> WHAT TO WORK ON: Copy all entries without alteration and skip the pictures they hold.

[Recorded data]

----

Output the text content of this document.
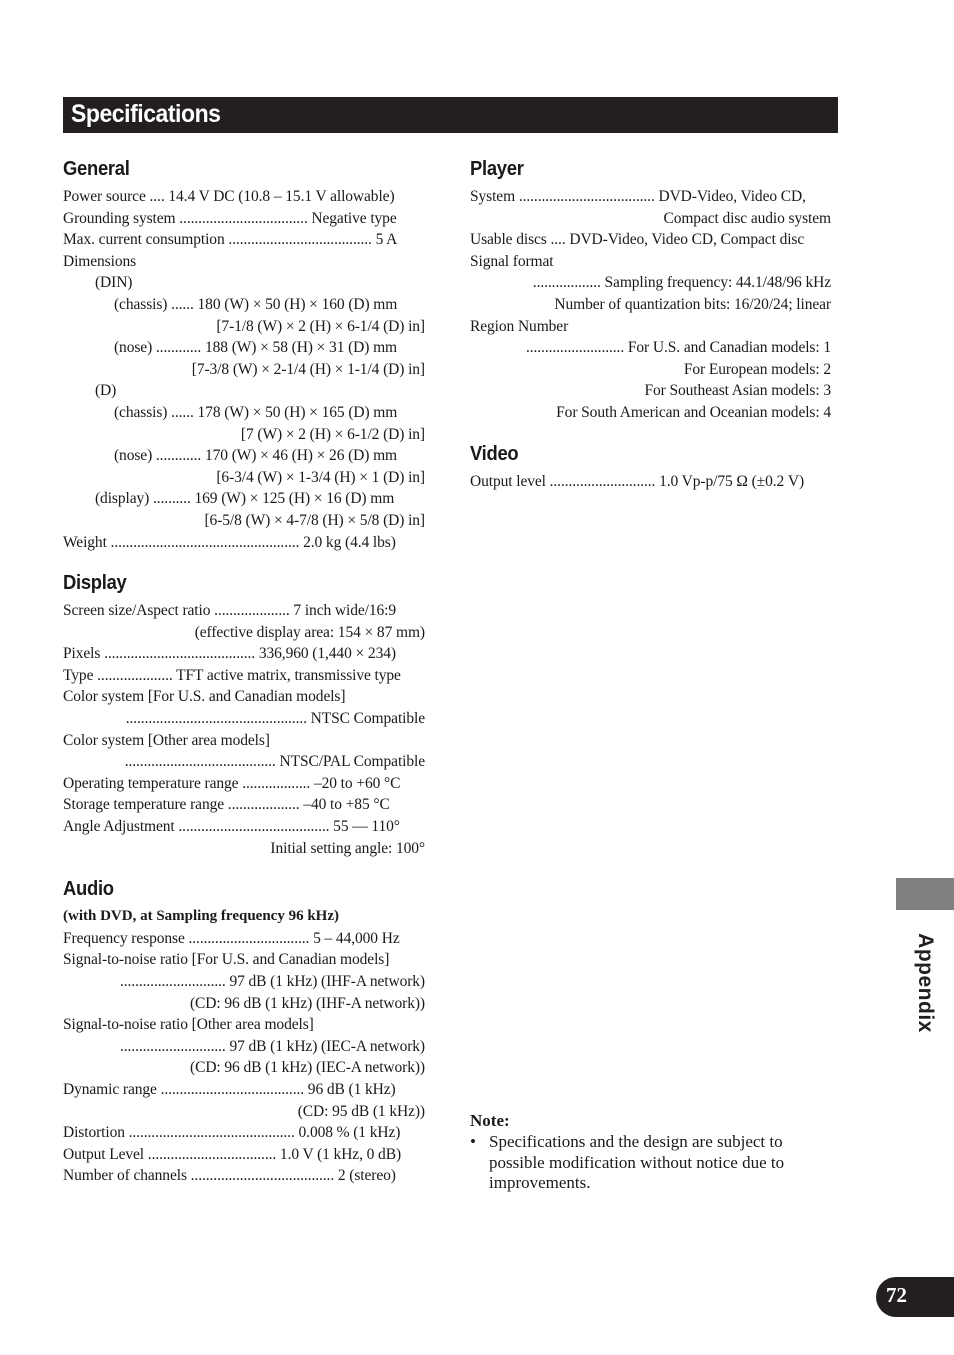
Specifications
General
Power source .... 14.4 V DC (10.8 – 15.1 V allowable)
Grounding system .................................. Negative type
Max. current consumption ...................................... 5 A
Dimensions
(DIN)
(chassis) ...... 180 (W) × 50 (H) × 160 (D) mm
[7-1/8 (W) × 2 (H) × 6-1/4 (D) in]
(nose) ............ 188 (W) × 58 (H) × 31 (D) mm
[7-3/8 (W) × 2-1/4 (H) × 1-1/4 (D) in]
(D)
(chassis) ...... 178 (W) × 50 (H) × 165 (D) mm
[7 (W) × 2 (H) × 6-1/2 (D) in]
(nose) ............ 170 (W) × 46 (H) × 26 (D) mm
[6-3/4 (W) × 1-3/4 (H) × 1 (D) in]
(display) .......... 169 (W) × 125 (H) × 16 (D) mm
[6-5/8 (W) × 4-7/8 (H) × 5/8 (D) in]
Weight .................................................. 2.0 kg (4.4 lbs)
Display
Screen size/Aspect ratio .................... 7 inch wide/16:9
(effective display area: 154 × 87 mm)
Pixels ........................................ 336,960 (1,440 × 234)
Type .................... TFT active matrix, transmissive type
Color system [For U.S. and Canadian models]
................................................ NTSC Compatible
Color system [Other area models]
........................................ NTSC/PAL Compatible
Operating temperature range .................. –20 to +60 °C
Storage temperature range ................... –40 to +85 °C
Angle Adjustment ........................................ 55 — 110°
Initial setting angle: 100°
Audio
(with DVD, at Sampling frequency 96 kHz)
Frequency response ................................ 5 – 44,000 Hz
Signal-to-noise ratio [For U.S. and Canadian models]
............................ 97 dB (1 kHz) (IHF-A network)
(CD: 96 dB (1 kHz) (IHF-A network))
Signal-to-noise ratio [Other area models]
............................ 97 dB (1 kHz) (IEC-A network)
(CD: 96 dB (1 kHz) (IEC-A network))
Dynamic range ...................................... 96 dB (1 kHz)
(CD: 95 dB (1 kHz))
Distortion ............................................ 0.008 % (1 kHz)
Output Level .................................. 1.0 V (1 kHz, 0 dB)
Number of channels ...................................... 2 (stereo)
Player
System .................................... DVD-Video, Video CD,
Compact disc audio system
Usable discs .... DVD-Video, Video CD, Compact disc
Signal format
.................. Sampling frequency: 44.1/48/96 kHz
Number of quantization bits: 16/20/24; linear
Region Number
.......................... For U.S. and Canadian models: 1
For European models: 2
For Southeast Asian models: 3
For South American and Oceanian models: 4
Video
Output level ............................ 1.0 Vp-p/75 Ω (±0.2 V)
Note:
• Specifications and the design are subject to possible modification without notice due to improvements.
Appendix
72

----

> CORRECT ANSWER:
Output the text content of this document.
Specifications
General
Power source .... 14.4 V DC (10.8 – 15.1 V allowable)
Grounding system .................................. Negative type
Max. current consumption ...................................... 5 A
Dimensions
(DIN)
(chassis) ...... 180 (W) × 50 (H) × 160 (D) mm
[7-1/8 (W) × 2 (H) × 6-1/4 (D) in]
(nose) ............ 188 (W) × 58 (H) × 31 (D) mm
[7-3/8 (W) × 2-1/4 (H) × 1-1/4 (D) in]
(D)
(chassis) ...... 178 (W) × 50 (H) × 165 (D) mm
[7 (W) × 2 (H) × 6-1/2 (D) in]
(nose) ............ 170 (W) × 46 (H) × 26 (D) mm
[6-3/4 (W) × 1-3/4 (H) × 1 (D) in]
(display) .......... 169 (W) × 125 (H) × 16 (D) mm
[6-5/8 (W) × 4-7/8 (H) × 5/8 (D) in]
Weight .................................................. 2.0 kg (4.4 lbs)
Display
Screen size/Aspect ratio .................... 7 inch wide/16:9
(effective display area: 154 × 87 mm)
Pixels ........................................ 336,960 (1,440 × 234)
Type .................... TFT active matrix, transmissive type
Color system [For U.S. and Canadian models]
................................................ NTSC Compatible
Color system [Other area models]
........................................ NTSC/PAL Compatible
Operating temperature range .................. –20 to +60 °C
Storage temperature range ................... –40 to +85 °C
Angle Adjustment ........................................ 55 — 110°
Initial setting angle: 100°
Audio
(with DVD, at Sampling frequency 96 kHz)
Frequency response ................................ 5 – 44,000 Hz
Signal-to-noise ratio [For U.S. and Canadian models]
............................ 97 dB (1 kHz) (IHF-A network)
(CD: 96 dB (1 kHz) (IHF-A network))
Signal-to-noise ratio [Other area models]
............................ 97 dB (1 kHz) (IEC-A network)
(CD: 96 dB (1 kHz) (IEC-A network))
Dynamic range ...................................... 96 dB (1 kHz)
(CD: 95 dB (1 kHz))
Distortion ............................................ 0.008 % (1 kHz)
Output Level .................................. 1.0 V (1 kHz, 0 dB)
Number of channels ...................................... 2 (stereo)
Player
System .................................... DVD-Video, Video CD,
Compact disc audio system
Usable discs .... DVD-Video, Video CD, Compact disc
Signal format
.................. Sampling frequency: 44.1/48/96 kHz
Number of quantization bits: 16/20/24; linear
Region Number
.......................... For U.S. and Canadian models: 1
For European models: 2
For Southeast Asian models: 3
For South American and Oceanian models: 4
Video
Output level ............................ 1.0 Vp-p/75 Ω (±0.2 V)
Note:
• Specifications and the design are subject to possible modification without notice due to improvements.
Appendix
72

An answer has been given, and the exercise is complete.